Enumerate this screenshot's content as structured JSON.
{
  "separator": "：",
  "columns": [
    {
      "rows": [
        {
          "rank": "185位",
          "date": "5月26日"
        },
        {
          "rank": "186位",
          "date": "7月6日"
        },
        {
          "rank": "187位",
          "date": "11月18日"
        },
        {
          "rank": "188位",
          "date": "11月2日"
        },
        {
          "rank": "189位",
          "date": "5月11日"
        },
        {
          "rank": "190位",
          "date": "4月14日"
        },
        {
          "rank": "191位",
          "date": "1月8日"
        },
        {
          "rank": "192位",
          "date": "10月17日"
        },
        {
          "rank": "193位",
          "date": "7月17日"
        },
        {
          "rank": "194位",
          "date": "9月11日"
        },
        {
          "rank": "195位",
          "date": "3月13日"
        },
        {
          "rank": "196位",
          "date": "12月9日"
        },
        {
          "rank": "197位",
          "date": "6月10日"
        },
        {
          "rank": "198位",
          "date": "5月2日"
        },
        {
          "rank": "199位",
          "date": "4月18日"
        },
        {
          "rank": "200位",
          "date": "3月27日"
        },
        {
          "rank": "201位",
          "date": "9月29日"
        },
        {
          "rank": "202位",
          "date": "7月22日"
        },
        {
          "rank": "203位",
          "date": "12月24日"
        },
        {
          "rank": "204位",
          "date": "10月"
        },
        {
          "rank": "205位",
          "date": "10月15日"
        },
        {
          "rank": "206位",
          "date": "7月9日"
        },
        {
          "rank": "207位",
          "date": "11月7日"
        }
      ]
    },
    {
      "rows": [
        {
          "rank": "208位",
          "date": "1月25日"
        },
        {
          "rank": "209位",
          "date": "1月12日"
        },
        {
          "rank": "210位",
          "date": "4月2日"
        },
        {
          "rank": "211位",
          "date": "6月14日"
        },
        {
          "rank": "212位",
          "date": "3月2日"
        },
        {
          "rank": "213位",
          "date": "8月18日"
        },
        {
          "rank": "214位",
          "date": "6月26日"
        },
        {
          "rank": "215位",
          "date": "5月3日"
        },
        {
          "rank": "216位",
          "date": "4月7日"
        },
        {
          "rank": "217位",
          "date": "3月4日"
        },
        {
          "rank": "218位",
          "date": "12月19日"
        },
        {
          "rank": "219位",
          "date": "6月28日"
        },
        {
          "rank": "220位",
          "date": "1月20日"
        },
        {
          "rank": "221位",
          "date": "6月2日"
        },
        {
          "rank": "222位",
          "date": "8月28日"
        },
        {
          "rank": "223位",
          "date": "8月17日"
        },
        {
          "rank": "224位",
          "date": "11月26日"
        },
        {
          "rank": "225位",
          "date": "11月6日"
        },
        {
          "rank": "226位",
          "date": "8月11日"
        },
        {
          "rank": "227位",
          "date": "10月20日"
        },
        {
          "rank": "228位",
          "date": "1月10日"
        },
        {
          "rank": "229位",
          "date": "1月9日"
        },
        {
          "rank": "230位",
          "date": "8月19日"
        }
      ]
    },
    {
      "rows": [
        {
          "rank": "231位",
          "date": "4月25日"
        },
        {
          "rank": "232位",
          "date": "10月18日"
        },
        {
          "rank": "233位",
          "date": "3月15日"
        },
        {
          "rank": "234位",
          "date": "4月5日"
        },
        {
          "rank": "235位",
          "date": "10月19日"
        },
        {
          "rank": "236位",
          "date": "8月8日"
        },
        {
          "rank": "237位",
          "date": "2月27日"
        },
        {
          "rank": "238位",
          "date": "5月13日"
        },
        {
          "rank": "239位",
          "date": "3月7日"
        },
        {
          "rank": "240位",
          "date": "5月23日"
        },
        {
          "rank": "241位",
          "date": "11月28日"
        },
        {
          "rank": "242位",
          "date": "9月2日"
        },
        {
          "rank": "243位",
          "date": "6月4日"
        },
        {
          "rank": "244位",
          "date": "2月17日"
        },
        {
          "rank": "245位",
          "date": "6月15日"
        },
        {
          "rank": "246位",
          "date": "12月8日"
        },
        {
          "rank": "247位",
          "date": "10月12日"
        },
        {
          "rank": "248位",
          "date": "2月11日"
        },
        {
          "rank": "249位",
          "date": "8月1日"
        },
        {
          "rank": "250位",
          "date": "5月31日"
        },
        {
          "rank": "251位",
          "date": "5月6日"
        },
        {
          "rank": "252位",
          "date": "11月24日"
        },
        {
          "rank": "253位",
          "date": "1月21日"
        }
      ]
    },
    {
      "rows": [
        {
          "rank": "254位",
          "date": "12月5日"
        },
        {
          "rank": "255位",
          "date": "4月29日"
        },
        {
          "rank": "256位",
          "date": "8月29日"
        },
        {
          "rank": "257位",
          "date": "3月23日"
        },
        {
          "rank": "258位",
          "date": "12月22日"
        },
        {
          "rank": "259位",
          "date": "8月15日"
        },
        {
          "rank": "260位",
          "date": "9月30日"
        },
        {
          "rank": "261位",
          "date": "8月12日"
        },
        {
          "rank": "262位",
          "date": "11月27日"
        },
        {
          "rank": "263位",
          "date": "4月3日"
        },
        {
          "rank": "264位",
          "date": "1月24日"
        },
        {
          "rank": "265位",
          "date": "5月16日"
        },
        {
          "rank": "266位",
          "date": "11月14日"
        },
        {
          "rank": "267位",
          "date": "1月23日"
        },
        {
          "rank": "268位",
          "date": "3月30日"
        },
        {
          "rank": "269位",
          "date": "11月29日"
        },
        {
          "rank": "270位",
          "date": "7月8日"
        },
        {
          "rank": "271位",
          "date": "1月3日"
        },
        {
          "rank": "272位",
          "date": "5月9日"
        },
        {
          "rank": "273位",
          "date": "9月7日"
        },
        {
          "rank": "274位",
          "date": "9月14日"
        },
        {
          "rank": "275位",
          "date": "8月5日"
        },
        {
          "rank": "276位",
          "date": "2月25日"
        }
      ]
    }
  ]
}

#####

▶ **The request**
Give the data again, exactly as it stands.

▶ **The completed task**
Enumerate this screenshot's content as structured JSON.
{
  "separator": "：",
  "columns": [
    {
      "rows": [
        {
          "rank": "185位",
          "date": "5月26日"
        },
        {
          "rank": "186位",
          "date": "7月6日"
        },
        {
          "rank": "187位",
          "date": "11月18日"
        },
        {
          "rank": "188位",
          "date": "11月2日"
        },
        {
          "rank": "189位",
          "date": "5月11日"
        },
        {
          "rank": "190位",
          "date": "4月14日"
        },
        {
          "rank": "191位",
          "date": "1月8日"
        },
        {
          "rank": "192位",
          "date": "10月17日"
        },
        {
          "rank": "193位",
          "date": "7月17日"
        },
        {
          "rank": "194位",
          "date": "9月11日"
        },
        {
          "rank": "195位",
          "date": "3月13日"
        },
        {
          "rank": "196位",
          "date": "12月9日"
        },
        {
          "rank": "197位",
          "date": "6月10日"
        },
        {
          "rank": "198位",
          "date": "5月2日"
        },
        {
          "rank": "199位",
          "date": "4月18日"
        },
        {
          "rank": "200位",
          "date": "3月27日"
        },
        {
          "rank": "201位",
          "date": "9月29日"
        },
        {
          "rank": "202位",
          "date": "7月22日"
        },
        {
          "rank": "203位",
          "date": "12月24日"
        },
        {
          "rank": "204位",
          "date": "10月"
        },
        {
          "rank": "205位",
          "date": "10月15日"
        },
        {
          "rank": "206位",
          "date": "7月9日"
        },
        {
          "rank": "207位",
          "date": "11月7日"
        }
      ]
    },
    {
      "rows": [
        {
          "rank": "208位",
          "date": "1月25日"
        },
        {
          "rank": "209位",
          "date": "1月12日"
        },
        {
          "rank": "210位",
          "date": "4月2日"
        },
        {
          "rank": "211位",
          "date": "6月14日"
        },
        {
          "rank": "212位",
          "date": "3月2日"
        },
        {
          "rank": "213位",
          "date": "8月18日"
        },
        {
          "rank": "214位",
          "date": "6月26日"
        },
        {
          "rank": "215位",
          "date": "5月3日"
        },
        {
          "rank": "216位",
          "date": "4月7日"
        },
        {
          "rank": "217位",
          "date": "3月4日"
        },
        {
          "rank": "218位",
          "date": "12月19日"
        },
        {
          "rank": "219位",
          "date": "6月28日"
        },
        {
          "rank": "220位",
          "date": "1月20日"
        },
        {
          "rank": "221位",
          "date": "6月2日"
        },
        {
          "rank": "222位",
          "date": "8月28日"
        },
        {
          "rank": "223位",
          "date": "8月17日"
        },
        {
          "rank": "224位",
          "date": "11月26日"
        },
        {
          "rank": "225位",
          "date": "11月6日"
        },
        {
          "rank": "226位",
          "date": "8月11日"
        },
        {
          "rank": "227位",
          "date": "10月20日"
        },
        {
          "rank": "228位",
          "date": "1月10日"
        },
        {
          "rank": "229位",
          "date": "1月9日"
        },
        {
          "rank": "230位",
          "date": "8月19日"
        }
      ]
    },
    {
      "rows": [
        {
          "rank": "231位",
          "date": "4月25日"
        },
        {
          "rank": "232位",
          "date": "10月18日"
        },
        {
          "rank": "233位",
          "date": "3月15日"
        },
        {
          "rank": "234位",
          "date": "4月5日"
        },
        {
          "rank": "235位",
          "date": "10月19日"
        },
        {
          "rank": "236位",
          "date": "8月8日"
        },
        {
          "rank": "237位",
          "date": "2月27日"
        },
        {
          "rank": "238位",
          "date": "5月13日"
        },
        {
          "rank": "239位",
          "date": "3月7日"
        },
        {
          "rank": "240位",
          "date": "5月23日"
        },
        {
          "rank": "241位",
          "date": "11月28日"
        },
        {
          "rank": "242位",
          "date": "9月2日"
        },
        {
          "rank": "243位",
          "date": "6月4日"
        },
        {
          "rank": "244位",
          "date": "2月17日"
        },
        {
          "rank": "245位",
          "date": "6月15日"
        },
        {
          "rank": "246位",
          "date": "12月8日"
        },
        {
          "rank": "247位",
          "date": "10月12日"
        },
        {
          "rank": "248位",
          "date": "2月11日"
        },
        {
          "rank": "249位",
          "date": "8月1日"
        },
        {
          "rank": "250位",
          "date": "5月31日"
        },
        {
          "rank": "251位",
          "date": "5月6日"
        },
        {
          "rank": "252位",
          "date": "11月24日"
        },
        {
          "rank": "253位",
          "date": "1月21日"
        }
      ]
    },
    {
      "rows": [
        {
          "rank": "254位",
          "date": "12月5日"
        },
        {
          "rank": "255位",
          "date": "4月29日"
        },
        {
          "rank": "256位",
          "date": "8月29日"
        },
        {
          "rank": "257位",
          "date": "3月23日"
        },
        {
          "rank": "258位",
          "date": "12月22日"
        },
        {
          "rank": "259位",
          "date": "8月15日"
        },
        {
          "rank": "260位",
          "date": "9月30日"
        },
        {
          "rank": "261位",
          "date": "8月12日"
        },
        {
          "rank": "262位",
          "date": "11月27日"
        },
        {
          "rank": "263位",
          "date": "4月3日"
        },
        {
          "rank": "264位",
          "date": "1月24日"
        },
        {
          "rank": "265位",
          "date": "5月16日"
        },
        {
          "rank": "266位",
          "date": "11月14日"
        },
        {
          "rank": "267位",
          "date": "1月23日"
        },
        {
          "rank": "268位",
          "date": "3月30日"
        },
        {
          "rank": "269位",
          "date": "11月29日"
        },
        {
          "rank": "270位",
          "date": "7月8日"
        },
        {
          "rank": "271位",
          "date": "1月3日"
        },
        {
          "rank": "272位",
          "date": "5月9日"
        },
        {
          "rank": "273位",
          "date": "9月7日"
        },
        {
          "rank": "274位",
          "date": "9月14日"
        },
        {
          "rank": "275位",
          "date": "8月5日"
        },
        {
          "rank": "276位",
          "date": "2月25日"
        }
      ]
    }
  ]
}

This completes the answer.